EXERCISE TASK:
Reproduce the entries unchanged, starting with their first line and going on through the line that contains "1049, 421, 1071)", both lines included.
▽
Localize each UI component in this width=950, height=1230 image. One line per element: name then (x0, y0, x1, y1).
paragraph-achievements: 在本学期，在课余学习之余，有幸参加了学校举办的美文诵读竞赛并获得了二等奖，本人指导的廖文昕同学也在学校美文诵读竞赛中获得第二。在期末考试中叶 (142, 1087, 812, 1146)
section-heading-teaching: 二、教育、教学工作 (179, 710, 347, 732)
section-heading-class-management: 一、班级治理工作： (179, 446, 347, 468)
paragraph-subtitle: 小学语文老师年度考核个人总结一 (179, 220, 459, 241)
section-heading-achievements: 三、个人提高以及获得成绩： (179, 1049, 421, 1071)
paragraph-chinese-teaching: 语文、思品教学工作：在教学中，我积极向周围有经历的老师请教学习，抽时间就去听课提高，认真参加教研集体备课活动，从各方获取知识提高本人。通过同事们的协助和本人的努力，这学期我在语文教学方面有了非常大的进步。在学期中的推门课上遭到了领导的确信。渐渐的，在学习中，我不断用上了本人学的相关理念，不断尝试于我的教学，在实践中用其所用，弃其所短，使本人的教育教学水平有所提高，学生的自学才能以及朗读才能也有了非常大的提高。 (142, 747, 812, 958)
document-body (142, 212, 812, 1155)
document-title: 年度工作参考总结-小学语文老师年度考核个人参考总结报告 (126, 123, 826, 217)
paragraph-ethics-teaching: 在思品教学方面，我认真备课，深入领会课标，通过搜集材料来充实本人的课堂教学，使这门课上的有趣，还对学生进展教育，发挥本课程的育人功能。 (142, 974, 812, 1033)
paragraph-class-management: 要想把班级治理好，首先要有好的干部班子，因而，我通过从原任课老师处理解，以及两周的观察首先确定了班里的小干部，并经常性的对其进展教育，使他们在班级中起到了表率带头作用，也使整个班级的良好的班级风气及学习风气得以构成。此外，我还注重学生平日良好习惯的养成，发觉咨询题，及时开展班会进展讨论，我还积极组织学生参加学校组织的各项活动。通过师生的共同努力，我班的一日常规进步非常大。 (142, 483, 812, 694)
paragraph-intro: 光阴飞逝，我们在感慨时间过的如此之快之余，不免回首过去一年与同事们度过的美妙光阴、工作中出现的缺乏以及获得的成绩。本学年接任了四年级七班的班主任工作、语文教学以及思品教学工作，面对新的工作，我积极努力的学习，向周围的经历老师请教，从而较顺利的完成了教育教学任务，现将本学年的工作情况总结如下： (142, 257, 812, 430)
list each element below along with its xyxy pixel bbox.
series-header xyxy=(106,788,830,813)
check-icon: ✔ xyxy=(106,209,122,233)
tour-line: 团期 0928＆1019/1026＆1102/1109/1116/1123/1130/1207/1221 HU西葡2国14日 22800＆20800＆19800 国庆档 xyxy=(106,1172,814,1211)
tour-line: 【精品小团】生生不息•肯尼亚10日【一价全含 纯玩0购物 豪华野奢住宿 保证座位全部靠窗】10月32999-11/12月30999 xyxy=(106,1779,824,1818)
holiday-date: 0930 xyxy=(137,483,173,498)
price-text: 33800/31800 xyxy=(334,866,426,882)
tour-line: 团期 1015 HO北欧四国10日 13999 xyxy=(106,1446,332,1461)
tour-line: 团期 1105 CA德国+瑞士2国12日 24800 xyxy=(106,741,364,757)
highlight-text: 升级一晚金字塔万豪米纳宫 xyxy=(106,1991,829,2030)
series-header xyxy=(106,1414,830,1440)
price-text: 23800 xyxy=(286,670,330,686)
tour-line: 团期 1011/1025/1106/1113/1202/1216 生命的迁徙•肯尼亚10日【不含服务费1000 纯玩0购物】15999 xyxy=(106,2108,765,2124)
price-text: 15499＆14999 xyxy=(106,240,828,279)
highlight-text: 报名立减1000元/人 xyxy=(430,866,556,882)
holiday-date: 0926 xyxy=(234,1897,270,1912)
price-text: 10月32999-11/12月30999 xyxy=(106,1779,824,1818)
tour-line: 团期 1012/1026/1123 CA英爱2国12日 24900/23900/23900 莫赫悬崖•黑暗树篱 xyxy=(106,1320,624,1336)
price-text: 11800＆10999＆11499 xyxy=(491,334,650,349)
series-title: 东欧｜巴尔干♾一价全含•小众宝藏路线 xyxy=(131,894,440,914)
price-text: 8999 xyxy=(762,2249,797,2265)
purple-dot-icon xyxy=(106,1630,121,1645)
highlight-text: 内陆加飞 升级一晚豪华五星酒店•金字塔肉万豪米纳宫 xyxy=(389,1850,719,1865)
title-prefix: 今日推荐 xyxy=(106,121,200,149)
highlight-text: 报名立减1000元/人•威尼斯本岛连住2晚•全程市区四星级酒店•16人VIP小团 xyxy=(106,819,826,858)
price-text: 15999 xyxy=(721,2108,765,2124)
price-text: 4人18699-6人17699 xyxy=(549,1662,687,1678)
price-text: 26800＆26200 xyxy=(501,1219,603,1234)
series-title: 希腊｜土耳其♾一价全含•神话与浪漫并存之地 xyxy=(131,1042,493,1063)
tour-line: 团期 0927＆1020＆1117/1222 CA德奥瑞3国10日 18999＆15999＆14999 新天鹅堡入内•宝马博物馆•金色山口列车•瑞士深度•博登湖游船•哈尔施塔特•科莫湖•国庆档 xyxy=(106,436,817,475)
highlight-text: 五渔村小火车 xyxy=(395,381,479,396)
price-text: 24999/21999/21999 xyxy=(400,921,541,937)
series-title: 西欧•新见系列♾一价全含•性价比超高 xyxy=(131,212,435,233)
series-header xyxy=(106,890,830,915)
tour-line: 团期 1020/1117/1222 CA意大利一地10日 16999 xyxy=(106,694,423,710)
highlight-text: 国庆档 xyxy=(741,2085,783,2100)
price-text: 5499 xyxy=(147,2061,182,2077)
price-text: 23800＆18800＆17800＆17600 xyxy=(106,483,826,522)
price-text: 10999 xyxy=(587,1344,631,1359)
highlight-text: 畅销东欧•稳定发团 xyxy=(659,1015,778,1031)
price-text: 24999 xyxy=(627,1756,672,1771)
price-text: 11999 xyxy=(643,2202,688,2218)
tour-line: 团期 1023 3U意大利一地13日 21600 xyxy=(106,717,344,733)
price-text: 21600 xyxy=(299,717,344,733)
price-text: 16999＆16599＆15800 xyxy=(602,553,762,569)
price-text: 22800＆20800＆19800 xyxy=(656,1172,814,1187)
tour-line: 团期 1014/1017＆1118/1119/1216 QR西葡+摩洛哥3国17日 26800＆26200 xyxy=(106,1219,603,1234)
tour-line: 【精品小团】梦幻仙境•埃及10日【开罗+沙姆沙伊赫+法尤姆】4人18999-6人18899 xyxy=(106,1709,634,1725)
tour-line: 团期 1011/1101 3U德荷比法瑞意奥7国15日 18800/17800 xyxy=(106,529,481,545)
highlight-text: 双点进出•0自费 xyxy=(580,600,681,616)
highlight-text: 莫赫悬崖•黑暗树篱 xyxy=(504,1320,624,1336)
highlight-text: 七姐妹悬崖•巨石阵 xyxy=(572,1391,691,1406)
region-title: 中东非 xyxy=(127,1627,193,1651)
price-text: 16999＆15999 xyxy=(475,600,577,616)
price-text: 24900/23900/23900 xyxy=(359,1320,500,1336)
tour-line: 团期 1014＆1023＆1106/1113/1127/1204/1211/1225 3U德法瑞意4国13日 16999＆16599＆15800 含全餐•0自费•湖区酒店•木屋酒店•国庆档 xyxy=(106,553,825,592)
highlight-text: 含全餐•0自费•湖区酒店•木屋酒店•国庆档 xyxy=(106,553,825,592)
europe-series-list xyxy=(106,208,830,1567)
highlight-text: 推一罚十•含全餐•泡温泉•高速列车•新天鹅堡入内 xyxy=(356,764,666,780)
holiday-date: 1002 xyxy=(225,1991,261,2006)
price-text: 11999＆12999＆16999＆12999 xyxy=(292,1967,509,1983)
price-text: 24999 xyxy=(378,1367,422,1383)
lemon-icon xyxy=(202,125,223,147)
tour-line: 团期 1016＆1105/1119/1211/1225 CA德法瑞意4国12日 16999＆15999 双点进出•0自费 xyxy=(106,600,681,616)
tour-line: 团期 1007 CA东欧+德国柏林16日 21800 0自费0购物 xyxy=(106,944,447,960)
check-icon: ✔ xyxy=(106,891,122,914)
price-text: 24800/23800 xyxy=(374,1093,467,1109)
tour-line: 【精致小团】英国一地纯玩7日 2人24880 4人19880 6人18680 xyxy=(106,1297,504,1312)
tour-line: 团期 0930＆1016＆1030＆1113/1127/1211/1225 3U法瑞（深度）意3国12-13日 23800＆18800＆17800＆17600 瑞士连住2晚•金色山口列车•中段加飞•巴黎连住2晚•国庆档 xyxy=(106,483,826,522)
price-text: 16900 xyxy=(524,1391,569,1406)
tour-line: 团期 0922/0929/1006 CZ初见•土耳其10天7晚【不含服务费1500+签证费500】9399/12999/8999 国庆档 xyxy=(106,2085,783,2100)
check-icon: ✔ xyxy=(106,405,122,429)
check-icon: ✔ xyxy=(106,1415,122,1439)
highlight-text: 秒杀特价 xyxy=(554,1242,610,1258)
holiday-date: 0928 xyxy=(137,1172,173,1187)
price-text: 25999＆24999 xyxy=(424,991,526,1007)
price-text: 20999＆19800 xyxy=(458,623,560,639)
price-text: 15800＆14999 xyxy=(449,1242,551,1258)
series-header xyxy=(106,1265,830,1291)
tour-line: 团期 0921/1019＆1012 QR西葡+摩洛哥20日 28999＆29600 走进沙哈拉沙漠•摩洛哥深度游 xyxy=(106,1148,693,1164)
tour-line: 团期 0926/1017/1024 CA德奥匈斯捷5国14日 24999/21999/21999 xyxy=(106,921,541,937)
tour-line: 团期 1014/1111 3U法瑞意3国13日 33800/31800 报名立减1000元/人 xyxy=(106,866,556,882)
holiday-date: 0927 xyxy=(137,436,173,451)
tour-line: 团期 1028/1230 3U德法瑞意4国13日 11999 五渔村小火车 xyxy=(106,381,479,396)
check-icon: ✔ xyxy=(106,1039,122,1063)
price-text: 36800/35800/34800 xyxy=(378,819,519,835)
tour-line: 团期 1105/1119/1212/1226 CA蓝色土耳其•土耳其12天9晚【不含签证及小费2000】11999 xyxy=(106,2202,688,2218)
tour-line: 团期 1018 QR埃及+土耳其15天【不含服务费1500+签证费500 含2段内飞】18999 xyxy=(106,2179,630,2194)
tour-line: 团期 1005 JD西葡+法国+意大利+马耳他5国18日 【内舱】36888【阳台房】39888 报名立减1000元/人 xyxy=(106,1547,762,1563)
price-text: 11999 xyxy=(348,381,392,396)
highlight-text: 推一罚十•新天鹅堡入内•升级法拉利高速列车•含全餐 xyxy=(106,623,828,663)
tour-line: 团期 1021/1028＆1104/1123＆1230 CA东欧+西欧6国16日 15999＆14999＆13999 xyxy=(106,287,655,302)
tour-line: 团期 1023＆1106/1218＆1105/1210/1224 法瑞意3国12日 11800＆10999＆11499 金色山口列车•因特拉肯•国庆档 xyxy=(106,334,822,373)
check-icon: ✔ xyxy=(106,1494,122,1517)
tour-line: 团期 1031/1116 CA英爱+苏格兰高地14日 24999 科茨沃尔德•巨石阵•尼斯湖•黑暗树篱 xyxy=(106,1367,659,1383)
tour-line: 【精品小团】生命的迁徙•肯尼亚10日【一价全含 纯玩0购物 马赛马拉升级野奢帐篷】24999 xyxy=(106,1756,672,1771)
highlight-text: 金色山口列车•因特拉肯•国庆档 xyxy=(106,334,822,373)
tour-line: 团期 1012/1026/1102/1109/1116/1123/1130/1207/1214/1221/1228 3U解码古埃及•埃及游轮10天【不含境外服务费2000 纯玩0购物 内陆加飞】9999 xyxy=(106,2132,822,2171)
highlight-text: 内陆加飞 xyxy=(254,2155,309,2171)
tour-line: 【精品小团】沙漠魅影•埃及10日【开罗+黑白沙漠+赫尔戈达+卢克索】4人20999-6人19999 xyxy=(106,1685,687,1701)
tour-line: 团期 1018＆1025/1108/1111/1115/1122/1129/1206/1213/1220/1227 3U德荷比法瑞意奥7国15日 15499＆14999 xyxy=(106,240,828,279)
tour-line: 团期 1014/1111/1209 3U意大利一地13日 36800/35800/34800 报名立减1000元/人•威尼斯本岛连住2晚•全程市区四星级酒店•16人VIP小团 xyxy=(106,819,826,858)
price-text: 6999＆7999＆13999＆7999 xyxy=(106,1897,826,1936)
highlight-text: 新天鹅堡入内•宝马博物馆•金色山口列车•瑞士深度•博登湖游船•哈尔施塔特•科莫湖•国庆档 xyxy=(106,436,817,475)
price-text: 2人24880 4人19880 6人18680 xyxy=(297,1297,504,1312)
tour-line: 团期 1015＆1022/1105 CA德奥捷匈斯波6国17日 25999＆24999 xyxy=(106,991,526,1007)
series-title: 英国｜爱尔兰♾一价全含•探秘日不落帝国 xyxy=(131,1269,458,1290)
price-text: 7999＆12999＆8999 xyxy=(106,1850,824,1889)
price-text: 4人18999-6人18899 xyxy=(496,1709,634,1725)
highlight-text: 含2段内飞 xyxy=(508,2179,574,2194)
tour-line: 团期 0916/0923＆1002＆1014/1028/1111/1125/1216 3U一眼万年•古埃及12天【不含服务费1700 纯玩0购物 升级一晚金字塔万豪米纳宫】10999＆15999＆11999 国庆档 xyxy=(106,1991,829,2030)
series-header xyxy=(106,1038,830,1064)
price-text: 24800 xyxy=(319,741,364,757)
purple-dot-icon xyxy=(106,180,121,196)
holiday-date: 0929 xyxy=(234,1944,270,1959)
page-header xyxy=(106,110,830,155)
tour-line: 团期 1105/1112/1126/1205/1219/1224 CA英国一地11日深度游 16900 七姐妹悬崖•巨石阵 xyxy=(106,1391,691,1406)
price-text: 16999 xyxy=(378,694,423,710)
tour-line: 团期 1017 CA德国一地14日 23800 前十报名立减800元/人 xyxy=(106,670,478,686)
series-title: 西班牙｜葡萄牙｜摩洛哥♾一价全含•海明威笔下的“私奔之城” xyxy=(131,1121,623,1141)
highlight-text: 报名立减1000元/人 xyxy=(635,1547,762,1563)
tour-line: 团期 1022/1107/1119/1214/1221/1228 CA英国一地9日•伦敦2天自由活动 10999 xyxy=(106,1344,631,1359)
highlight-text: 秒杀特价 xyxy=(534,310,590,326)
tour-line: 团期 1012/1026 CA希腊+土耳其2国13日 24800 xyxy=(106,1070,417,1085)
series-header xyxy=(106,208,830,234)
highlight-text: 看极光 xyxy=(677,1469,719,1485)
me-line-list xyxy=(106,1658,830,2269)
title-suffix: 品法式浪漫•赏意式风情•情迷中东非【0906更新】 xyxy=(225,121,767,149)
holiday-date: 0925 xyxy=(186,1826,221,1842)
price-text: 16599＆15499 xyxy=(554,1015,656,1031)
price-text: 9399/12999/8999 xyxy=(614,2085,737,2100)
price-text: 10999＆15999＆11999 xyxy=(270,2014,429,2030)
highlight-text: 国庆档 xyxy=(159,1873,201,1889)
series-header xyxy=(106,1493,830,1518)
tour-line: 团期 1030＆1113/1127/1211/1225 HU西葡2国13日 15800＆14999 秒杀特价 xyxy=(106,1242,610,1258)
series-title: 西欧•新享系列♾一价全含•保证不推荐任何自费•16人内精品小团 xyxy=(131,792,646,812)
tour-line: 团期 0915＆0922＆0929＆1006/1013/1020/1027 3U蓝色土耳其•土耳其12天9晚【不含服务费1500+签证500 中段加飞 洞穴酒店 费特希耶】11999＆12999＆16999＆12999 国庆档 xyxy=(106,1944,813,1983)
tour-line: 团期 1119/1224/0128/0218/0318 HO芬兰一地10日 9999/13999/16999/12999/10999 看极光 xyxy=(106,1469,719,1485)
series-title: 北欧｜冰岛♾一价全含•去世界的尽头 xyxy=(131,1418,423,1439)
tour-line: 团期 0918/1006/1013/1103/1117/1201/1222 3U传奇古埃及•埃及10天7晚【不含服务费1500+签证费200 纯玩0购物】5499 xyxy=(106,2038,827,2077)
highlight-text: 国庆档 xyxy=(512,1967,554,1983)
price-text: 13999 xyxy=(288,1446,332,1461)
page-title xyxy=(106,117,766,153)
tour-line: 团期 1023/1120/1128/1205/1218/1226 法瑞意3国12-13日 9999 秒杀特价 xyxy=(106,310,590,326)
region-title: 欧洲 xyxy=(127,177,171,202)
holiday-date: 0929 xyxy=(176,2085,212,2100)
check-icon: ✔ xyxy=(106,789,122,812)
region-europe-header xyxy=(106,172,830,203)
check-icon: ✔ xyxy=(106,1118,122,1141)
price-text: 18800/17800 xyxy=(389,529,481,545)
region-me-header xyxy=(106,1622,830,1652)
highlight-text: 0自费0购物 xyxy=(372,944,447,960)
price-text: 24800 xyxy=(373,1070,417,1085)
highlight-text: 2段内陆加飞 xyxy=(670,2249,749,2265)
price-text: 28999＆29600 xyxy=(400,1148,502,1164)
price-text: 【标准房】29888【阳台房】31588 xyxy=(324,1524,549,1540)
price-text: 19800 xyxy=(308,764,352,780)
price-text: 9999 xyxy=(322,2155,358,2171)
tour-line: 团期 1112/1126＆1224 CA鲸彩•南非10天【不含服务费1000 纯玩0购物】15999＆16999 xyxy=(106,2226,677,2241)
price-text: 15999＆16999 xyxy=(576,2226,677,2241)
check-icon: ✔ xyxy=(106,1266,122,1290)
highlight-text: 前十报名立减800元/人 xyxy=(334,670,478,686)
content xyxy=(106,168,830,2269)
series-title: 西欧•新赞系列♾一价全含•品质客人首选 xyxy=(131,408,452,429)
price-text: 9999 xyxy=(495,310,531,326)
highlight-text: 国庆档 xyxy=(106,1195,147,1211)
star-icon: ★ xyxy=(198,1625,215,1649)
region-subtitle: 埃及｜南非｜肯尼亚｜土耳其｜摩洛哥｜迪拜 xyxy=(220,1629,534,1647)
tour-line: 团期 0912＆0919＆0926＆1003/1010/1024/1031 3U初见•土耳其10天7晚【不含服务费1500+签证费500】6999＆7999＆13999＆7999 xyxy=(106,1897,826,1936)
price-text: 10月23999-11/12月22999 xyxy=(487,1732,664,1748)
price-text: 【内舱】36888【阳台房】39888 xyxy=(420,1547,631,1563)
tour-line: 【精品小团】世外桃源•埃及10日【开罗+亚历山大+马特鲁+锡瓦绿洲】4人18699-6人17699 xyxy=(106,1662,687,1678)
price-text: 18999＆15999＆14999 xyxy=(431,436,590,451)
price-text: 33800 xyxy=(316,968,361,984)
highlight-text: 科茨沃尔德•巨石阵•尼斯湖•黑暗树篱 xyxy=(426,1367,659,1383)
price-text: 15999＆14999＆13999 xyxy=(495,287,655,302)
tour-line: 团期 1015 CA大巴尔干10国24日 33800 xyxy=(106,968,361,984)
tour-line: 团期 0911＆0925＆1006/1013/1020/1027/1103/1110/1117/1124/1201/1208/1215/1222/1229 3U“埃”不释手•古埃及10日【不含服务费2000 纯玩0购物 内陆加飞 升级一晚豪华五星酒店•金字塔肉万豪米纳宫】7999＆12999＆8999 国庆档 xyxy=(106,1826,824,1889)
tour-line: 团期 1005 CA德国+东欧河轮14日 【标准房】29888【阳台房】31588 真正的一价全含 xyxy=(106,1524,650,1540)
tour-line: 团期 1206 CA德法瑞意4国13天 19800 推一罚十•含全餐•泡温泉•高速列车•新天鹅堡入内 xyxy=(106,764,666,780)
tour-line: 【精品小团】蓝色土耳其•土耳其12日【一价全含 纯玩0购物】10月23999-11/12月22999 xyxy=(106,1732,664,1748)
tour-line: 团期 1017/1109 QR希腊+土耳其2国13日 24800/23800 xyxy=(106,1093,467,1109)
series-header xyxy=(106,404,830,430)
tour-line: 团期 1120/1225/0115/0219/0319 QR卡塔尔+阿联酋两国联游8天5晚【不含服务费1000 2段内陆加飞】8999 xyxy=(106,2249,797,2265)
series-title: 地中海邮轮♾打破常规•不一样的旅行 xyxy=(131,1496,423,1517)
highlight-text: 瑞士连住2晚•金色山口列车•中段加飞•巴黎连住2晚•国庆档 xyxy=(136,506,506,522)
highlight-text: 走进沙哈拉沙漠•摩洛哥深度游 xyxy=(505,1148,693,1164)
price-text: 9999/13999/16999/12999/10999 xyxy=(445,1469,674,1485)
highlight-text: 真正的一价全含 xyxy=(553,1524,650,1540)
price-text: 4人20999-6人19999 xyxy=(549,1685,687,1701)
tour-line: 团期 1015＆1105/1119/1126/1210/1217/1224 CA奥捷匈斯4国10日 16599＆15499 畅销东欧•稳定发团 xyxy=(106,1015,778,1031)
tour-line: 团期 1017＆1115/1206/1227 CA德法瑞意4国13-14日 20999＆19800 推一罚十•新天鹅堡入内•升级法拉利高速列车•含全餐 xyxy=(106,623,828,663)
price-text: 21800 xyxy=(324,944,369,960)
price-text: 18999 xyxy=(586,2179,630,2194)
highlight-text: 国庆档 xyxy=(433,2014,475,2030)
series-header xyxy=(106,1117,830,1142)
△
EXPECTED OUTPUT:
Localize each UI component in this width=950, height=1230 image. One line per element: name then (x0, y0, x1, y1).
paragraph-achievements: 在本学期，在课余学习之余，有幸参加了学校举办的美文诵读竞赛并获得了二等奖，本人指导的廖文昕同学也在学校美文诵读竞赛中获得第二。在期末考试中叶 (142, 1087, 812, 1146)
section-heading-teaching: 二、教育、教学工作 (179, 710, 347, 732)
section-heading-class-management: 一、班级治理工作： (179, 446, 347, 468)
paragraph-subtitle: 小学语文老师年度考核个人总结一 (179, 220, 459, 241)
section-heading-achievements: 三、个人提高以及获得成绩： (179, 1049, 421, 1071)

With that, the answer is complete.